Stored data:
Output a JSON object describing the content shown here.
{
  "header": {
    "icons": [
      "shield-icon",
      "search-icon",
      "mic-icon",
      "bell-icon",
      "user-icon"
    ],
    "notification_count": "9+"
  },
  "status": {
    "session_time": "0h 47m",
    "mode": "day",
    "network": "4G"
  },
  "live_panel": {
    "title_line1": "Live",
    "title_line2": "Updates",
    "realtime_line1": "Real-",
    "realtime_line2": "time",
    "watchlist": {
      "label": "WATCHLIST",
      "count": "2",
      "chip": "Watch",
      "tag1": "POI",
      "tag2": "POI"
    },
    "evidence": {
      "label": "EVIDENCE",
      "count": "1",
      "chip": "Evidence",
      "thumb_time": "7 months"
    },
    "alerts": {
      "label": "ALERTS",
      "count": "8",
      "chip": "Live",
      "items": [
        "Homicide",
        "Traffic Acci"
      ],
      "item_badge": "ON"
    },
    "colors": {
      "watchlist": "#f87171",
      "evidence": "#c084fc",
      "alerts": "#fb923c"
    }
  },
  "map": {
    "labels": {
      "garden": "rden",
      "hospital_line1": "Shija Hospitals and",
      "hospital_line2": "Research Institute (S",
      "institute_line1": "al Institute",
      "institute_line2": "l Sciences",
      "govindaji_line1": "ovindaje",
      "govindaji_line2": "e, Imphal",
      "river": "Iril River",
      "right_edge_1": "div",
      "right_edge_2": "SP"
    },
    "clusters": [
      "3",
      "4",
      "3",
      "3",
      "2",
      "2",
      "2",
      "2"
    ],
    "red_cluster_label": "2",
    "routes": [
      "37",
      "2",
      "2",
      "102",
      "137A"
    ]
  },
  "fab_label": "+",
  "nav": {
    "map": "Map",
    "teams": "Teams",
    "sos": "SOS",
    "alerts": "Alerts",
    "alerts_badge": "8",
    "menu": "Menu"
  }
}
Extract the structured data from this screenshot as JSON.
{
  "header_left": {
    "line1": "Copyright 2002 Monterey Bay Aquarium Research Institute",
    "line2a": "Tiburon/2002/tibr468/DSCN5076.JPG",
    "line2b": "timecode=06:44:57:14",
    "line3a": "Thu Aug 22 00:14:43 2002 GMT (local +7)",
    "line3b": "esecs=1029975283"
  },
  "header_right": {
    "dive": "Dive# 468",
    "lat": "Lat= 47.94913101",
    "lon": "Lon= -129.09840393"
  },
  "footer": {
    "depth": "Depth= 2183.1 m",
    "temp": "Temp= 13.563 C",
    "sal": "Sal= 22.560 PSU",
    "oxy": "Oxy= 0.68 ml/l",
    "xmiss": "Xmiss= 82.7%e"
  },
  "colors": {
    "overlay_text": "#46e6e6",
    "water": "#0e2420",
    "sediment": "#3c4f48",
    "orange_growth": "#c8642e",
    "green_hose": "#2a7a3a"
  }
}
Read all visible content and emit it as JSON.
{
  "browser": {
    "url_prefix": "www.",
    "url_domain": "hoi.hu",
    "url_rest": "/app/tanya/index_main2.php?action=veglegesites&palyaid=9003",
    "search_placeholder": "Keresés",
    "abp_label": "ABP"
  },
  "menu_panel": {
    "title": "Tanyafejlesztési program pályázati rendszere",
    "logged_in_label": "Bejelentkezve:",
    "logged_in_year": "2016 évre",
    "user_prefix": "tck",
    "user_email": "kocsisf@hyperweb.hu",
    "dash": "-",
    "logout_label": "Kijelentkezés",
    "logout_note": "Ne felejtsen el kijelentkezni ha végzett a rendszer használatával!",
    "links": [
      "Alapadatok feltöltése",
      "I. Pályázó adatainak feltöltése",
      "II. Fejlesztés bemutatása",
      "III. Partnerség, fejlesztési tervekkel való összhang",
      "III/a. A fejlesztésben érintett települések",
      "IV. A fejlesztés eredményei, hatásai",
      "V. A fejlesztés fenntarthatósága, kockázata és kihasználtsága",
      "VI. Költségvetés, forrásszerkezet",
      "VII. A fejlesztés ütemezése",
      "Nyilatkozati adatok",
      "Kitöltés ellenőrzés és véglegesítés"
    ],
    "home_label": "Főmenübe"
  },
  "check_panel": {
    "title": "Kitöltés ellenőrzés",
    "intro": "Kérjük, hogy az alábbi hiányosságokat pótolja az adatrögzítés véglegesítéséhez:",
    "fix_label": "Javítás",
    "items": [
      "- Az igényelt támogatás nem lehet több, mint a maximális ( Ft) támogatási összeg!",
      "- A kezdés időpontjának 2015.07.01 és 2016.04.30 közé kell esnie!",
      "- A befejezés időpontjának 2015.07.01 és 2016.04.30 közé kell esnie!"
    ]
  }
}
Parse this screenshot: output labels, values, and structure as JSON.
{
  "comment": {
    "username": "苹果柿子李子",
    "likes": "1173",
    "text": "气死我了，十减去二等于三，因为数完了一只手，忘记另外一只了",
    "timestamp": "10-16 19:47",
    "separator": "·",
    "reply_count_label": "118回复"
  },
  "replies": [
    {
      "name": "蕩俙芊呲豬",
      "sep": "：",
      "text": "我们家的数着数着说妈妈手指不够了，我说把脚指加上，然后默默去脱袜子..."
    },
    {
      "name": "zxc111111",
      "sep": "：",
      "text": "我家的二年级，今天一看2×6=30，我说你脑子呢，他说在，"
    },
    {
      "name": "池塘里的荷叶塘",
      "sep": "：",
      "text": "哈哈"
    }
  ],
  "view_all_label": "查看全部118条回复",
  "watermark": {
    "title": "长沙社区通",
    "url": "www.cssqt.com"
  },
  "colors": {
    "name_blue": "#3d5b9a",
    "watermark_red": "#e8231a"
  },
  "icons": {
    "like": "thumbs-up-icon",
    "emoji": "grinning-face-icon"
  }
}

Work instructions » Copy every record exactly as presented.

Answer to this problem »
Output a JSON object describing the content shown here.
{
  "header": {
    "icons": [
      "shield-icon",
      "search-icon",
      "mic-icon",
      "bell-icon",
      "user-icon"
    ],
    "notification_count": "9+"
  },
  "status": {
    "session_time": "0h 47m",
    "mode": "day",
    "network": "4G"
  },
  "live_panel": {
    "title_line1": "Live",
    "title_line2": "Updates",
    "realtime_line1": "Real-",
    "realtime_line2": "time",
    "watchlist": {
      "label": "WATCHLIST",
      "count": "2",
      "chip": "Watch",
      "tag1": "POI",
      "tag2": "POI"
    },
    "evidence": {
      "label": "EVIDENCE",
      "count": "1",
      "chip": "Evidence",
      "thumb_time": "7 months"
    },
    "alerts": {
      "label": "ALERTS",
      "count": "8",
      "chip": "Live",
      "items": [
        "Homicide",
        "Traffic Acci"
      ],
      "item_badge": "ON"
    },
    "colors": {
      "watchlist": "#f87171",
      "evidence": "#c084fc",
      "alerts": "#fb923c"
    }
  },
  "map": {
    "labels": {
      "garden": "rden",
      "hospital_line1": "Shija Hospitals and",
      "hospital_line2": "Research Institute (S",
      "institute_line1": "al Institute",
      "institute_line2": "l Sciences",
      "govindaji_line1": "ovindaje",
      "govindaji_line2": "e, Imphal",
      "river": "Iril River",
      "right_edge_1": "div",
      "right_edge_2": "SP"
    },
    "clusters": [
      "3",
      "4",
      "3",
      "3",
      "2",
      "2",
      "2",
      "2"
    ],
    "red_cluster_label": "2",
    "routes": [
      "37",
      "2",
      "2",
      "102",
      "137A"
    ]
  },
  "fab_label": "+",
  "nav": {
    "map": "Map",
    "teams": "Teams",
    "sos": "SOS",
    "alerts": "Alerts",
    "alerts_badge": "8",
    "menu": "Menu"
  }
}
Extract the structured data from this screenshot as JSON.
{
  "header_left": {
    "line1": "Copyright 2002 Monterey Bay Aquarium Research Institute",
    "line2a": "Tiburon/2002/tibr468/DSCN5076.JPG",
    "line2b": "timecode=06:44:57:14",
    "line3a": "Thu Aug 22 00:14:43 2002 GMT (local +7)",
    "line3b": "esecs=1029975283"
  },
  "header_right": {
    "dive": "Dive# 468",
    "lat": "Lat= 47.94913101",
    "lon": "Lon= -129.09840393"
  },
  "footer": {
    "depth": "Depth= 2183.1 m",
    "temp": "Temp= 13.563 C",
    "sal": "Sal= 22.560 PSU",
    "oxy": "Oxy= 0.68 ml/l",
    "xmiss": "Xmiss= 82.7%e"
  },
  "colors": {
    "overlay_text": "#46e6e6",
    "water": "#0e2420",
    "sediment": "#3c4f48",
    "orange_growth": "#c8642e",
    "green_hose": "#2a7a3a"
  }
}
Read all visible content and emit it as JSON.
{
  "browser": {
    "url_prefix": "www.",
    "url_domain": "hoi.hu",
    "url_rest": "/app/tanya/index_main2.php?action=veglegesites&palyaid=9003",
    "search_placeholder": "Keresés",
    "abp_label": "ABP"
  },
  "menu_panel": {
    "title": "Tanyafejlesztési program pályázati rendszere",
    "logged_in_label": "Bejelentkezve:",
    "logged_in_year": "2016 évre",
    "user_prefix": "tck",
    "user_email": "kocsisf@hyperweb.hu",
    "dash": "-",
    "logout_label": "Kijelentkezés",
    "logout_note": "Ne felejtsen el kijelentkezni ha végzett a rendszer használatával!",
    "links": [
      "Alapadatok feltöltése",
      "I. Pályázó adatainak feltöltése",
      "II. Fejlesztés bemutatása",
      "III. Partnerség, fejlesztési tervekkel való összhang",
      "III/a. A fejlesztésben érintett települések",
      "IV. A fejlesztés eredményei, hatásai",
      "V. A fejlesztés fenntarthatósága, kockázata és kihasználtsága",
      "VI. Költségvetés, forrásszerkezet",
      "VII. A fejlesztés ütemezése",
      "Nyilatkozati adatok",
      "Kitöltés ellenőrzés és véglegesítés"
    ],
    "home_label": "Főmenübe"
  },
  "check_panel": {
    "title": "Kitöltés ellenőrzés",
    "intro": "Kérjük, hogy az alábbi hiányosságokat pótolja az adatrögzítés véglegesítéséhez:",
    "fix_label": "Javítás",
    "items": [
      "- Az igényelt támogatás nem lehet több, mint a maximális ( Ft) támogatási összeg!",
      "- A kezdés időpontjának 2015.07.01 és 2016.04.30 közé kell esnie!",
      "- A befejezés időpontjának 2015.07.01 és 2016.04.30 közé kell esnie!"
    ]
  }
}
Parse this screenshot: output labels, values, and structure as JSON.
{
  "comment": {
    "username": "苹果柿子李子",
    "likes": "1173",
    "text": "气死我了，十减去二等于三，因为数完了一只手，忘记另外一只了",
    "timestamp": "10-16 19:47",
    "separator": "·",
    "reply_count_label": "118回复"
  },
  "replies": [
    {
      "name": "蕩俙芊呲豬",
      "sep": "：",
      "text": "我们家的数着数着说妈妈手指不够了，我说把脚指加上，然后默默去脱袜子..."
    },
    {
      "name": "zxc111111",
      "sep": "：",
      "text": "我家的二年级，今天一看2×6=30，我说你脑子呢，他说在，"
    },
    {
      "name": "池塘里的荷叶塘",
      "sep": "：",
      "text": "哈哈"
    }
  ],
  "view_all_label": "查看全部118条回复",
  "watermark": {
    "title": "长沙社区通",
    "url": "www.cssqt.com"
  },
  "colors": {
    "name_blue": "#3d5b9a",
    "watermark_red": "#e8231a"
  },
  "icons": {
    "like": "thumbs-up-icon",
    "emoji": "grinning-face-icon"
  }
}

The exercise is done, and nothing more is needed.